**抜粋本文:**
- - - - -
加地 いや、ホントにそうかもしれませんね(笑)。
糸井 加地さんが
考えの最初に置いていることって
何ですか?
加地 そうですね、やっぱり
たのしいのがいちばんです。
みんながたのしく仕事できたらいいなぁ、ぐらいに
いつも思っています。
それが画面から伝わって、
視聴者もたのしい気分になれるのだと思ってます。
ぼくは、もともとほんとうに
テレビが大好きだったんですけど、
最近は、テレビが好きなのか、
お笑いが好きなのか、
芸人さんという人たちが好きなのか、
わかんなくなってきました。
もしかしたら芸人さんのことが
好きなだけなのかな?
そんなことをまぁ、ちょっと思ったりしてて‥‥
おかしな悩みなんですけどね(笑)。
糸井 ああ、それはもっと広がっているということで、
つまり、加地さんは
「人間」というものが
おもしろいんじゃないでしょうか。
加地 ああ、そうですね!
だから、ぼくはすぐに
「気持ち」とかいうところに
話を持っていくのかもしれません。
糸井 芸人さんというのは
上司のいない世界で生きてる人たちだし、
甘いだの酸っぱいだのを
自分で判断するチャンスがたくさんあるので、
「人間」が出やすいです。
笑われてなんぼ、というところもあるし。
加地 そうなんです。
ぼくなんかは、サラリーマンの道を選んで、
いままで来ました。
糸井 うん。
加地 フリーになるとかならないとか、
迷ったこともあったりしたけど、
彼らは最初から、
安定を捨ててやってきたんです。
もしかしたら明日から
一銭も入ってこないかもしれない世界です。
糸井 そうですね。
加地 そうやってあの道に飛び込んで、
ある程度結果を出してる人たちです。
そういうステージをあがって出て来た人たちを、
やっぱりないがしろにしちゃいけないというか、
雑に扱っちゃいけない。
- - - - -
**提供データ:**

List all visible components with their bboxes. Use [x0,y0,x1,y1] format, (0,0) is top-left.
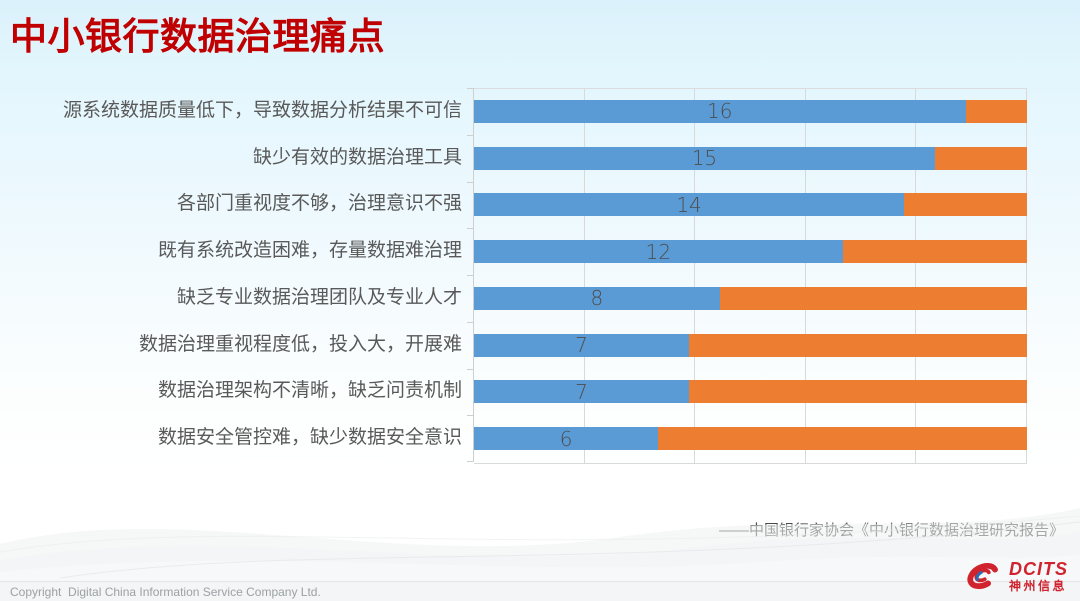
- - - - -
**課題の狙い 1:** 加地さんと糸井さんの対談で、加地さんが考えの最初に置いていることは何ですか。
**課題の狙い 2:** 芸人さんをめぐる加地さんと糸井さんの対談を、最後の発言のあとから書き継いでください。
資料は本文とは関係のない別個のものです。

**記述回答 1:** たのしいのがいちばんだということです。

**記述回答 2:**
そういう尊敬の気持ちも、
番組を作る自分の中にあるんだろうと思います。
糸井 芸人さんたちって、特に、
階層として低いふりをしてるでしょう?
加地 はい。
糸井 社会が無意識で持っている、ある種の見方を
利用して育った人たちだとも言えます。
昔だったら博士や政治家になった人が
いまは芸人になってるんじゃないかな?
加地 そうかもしれませんね。
すごい人たちがテレビで笑わせている時代。
糸井 ああいう人たちが
テレビに出てるんだから、
ぼくは懲りる前に
テレビに出るのを減らして
よかったなぁと思うんです。
加地 うーん。
糸井さんはご自分のことも、
客観的に考えるんですね。
糸井 うん。自分をまぜて考えられることは
けっこう大きな力になってると
自分で思います。
加地 その強さは、すごいですね。
そういう人は、きっと
殴られても平気な顔ができる。
「へらへらできる」というのは
まさにそういうことです。
それはホントにすごいことだなぁ。
糸井 うーん‥‥それはきっと、
自分がもともとは
ゼロだということが
痛いほどわかってるからですよ。
加地 ああ! それは、ぼくもそうなんです。
最近それに気がついたんですけど
そう思えてから、
ほんとうに楽になりました。
糸井 でしょ?
加地 だけど、ぼくはクリエイティブという言葉を
糸井さんからはじめて聞いたと思ってます。
その糸井さんがそうおっしゃって‥‥
なんか、すごいことを聞いた気がする(笑)。
糸井 ゼロなのは、ほんとうにそのとおりですよ。
加地 ぼくはクリエイターでも何でもありません。
ゼロからは何にも思いつかないです。
この世界に入った頃、
放送作家の人、芸人さん、
みんな新しいことを
ゼロから思いついてすげぇなぁ、
俺はこの世界では生きていけないなぁ、
と思ってました。
でも、ゼロのぼくが何をしなきゃいけないのか、
この頃だんだん見えてきたんです。
あっちで得た経験をこっちに活かしたり、
スタッフをこう固めてみよう、
芸人さんが考えたネタをやっちゃおう、
ほんとうにいろいろ出てくるんです。
糸井 そうなると、何でもできますよね。
加地 クリエイティブというよりも‥‥
そうですね、
「展開」のようなことが
おそらく自分は得意なんだと思います。
糸井 うん。だけど、ゼロって、
1だの10だののふりをしないと、
みんなの票が入んないんですよ。
そのうち、それに耐えられなくなります。
加地 うーん‥‥。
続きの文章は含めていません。